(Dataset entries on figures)
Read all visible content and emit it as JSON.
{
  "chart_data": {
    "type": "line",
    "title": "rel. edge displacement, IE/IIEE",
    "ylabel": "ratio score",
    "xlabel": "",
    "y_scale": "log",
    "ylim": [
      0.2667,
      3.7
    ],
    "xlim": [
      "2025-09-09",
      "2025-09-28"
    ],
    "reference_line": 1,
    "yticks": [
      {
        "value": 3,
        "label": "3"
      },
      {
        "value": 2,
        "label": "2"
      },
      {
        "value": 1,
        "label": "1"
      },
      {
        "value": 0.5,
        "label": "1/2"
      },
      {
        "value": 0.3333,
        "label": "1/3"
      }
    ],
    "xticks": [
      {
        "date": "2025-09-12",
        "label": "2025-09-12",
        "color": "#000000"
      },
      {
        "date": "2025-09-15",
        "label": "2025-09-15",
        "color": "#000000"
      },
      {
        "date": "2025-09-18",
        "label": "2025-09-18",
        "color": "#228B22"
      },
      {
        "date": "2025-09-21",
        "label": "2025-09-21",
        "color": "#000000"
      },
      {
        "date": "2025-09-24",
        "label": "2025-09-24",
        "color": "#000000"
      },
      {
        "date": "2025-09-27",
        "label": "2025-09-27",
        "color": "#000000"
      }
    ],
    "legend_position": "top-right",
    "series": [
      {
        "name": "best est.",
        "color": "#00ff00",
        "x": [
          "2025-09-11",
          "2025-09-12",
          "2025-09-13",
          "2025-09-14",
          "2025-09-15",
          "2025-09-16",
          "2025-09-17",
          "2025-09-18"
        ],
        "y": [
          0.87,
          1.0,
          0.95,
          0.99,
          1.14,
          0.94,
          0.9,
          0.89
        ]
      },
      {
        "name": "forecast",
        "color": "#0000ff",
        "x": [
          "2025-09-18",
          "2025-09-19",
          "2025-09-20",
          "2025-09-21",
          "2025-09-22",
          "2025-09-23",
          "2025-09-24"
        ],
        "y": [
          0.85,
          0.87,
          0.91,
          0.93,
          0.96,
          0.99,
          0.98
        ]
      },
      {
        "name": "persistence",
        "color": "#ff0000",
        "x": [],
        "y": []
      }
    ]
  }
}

**Problem description:**
Repeat the entries exactly, all of them.

**Result of the task:**
Read all visible content and emit it as JSON.
{
  "chart_data": {
    "type": "line",
    "title": "rel. edge displacement, IE/IIEE",
    "ylabel": "ratio score",
    "xlabel": "",
    "y_scale": "log",
    "ylim": [
      0.2667,
      3.7
    ],
    "xlim": [
      "2025-09-09",
      "2025-09-28"
    ],
    "reference_line": 1,
    "yticks": [
      {
        "value": 3,
        "label": "3"
      },
      {
        "value": 2,
        "label": "2"
      },
      {
        "value": 1,
        "label": "1"
      },
      {
        "value": 0.5,
        "label": "1/2"
      },
      {
        "value": 0.3333,
        "label": "1/3"
      }
    ],
    "xticks": [
      {
        "date": "2025-09-12",
        "label": "2025-09-12",
        "color": "#000000"
      },
      {
        "date": "2025-09-15",
        "label": "2025-09-15",
        "color": "#000000"
      },
      {
        "date": "2025-09-18",
        "label": "2025-09-18",
        "color": "#228B22"
      },
      {
        "date": "2025-09-21",
        "label": "2025-09-21",
        "color": "#000000"
      },
      {
        "date": "2025-09-24",
        "label": "2025-09-24",
        "color": "#000000"
      },
      {
        "date": "2025-09-27",
        "label": "2025-09-27",
        "color": "#000000"
      }
    ],
    "legend_position": "top-right",
    "series": [
      {
        "name": "best est.",
        "color": "#00ff00",
        "x": [
          "2025-09-11",
          "2025-09-12",
          "2025-09-13",
          "2025-09-14",
          "2025-09-15",
          "2025-09-16",
          "2025-09-17",
          "2025-09-18"
        ],
        "y": [
          0.87,
          1.0,
          0.95,
          0.99,
          1.14,
          0.94,
          0.9,
          0.89
        ]
      },
      {
        "name": "forecast",
        "color": "#0000ff",
        "x": [
          "2025-09-18",
          "2025-09-19",
          "2025-09-20",
          "2025-09-21",
          "2025-09-22",
          "2025-09-23",
          "2025-09-24"
        ],
        "y": [
          0.85,
          0.87,
          0.91,
          0.93,
          0.96,
          0.99,
          0.98
        ]
      },
      {
        "name": "persistence",
        "color": "#ff0000",
        "x": [],
        "y": []
      }
    ]
  }
}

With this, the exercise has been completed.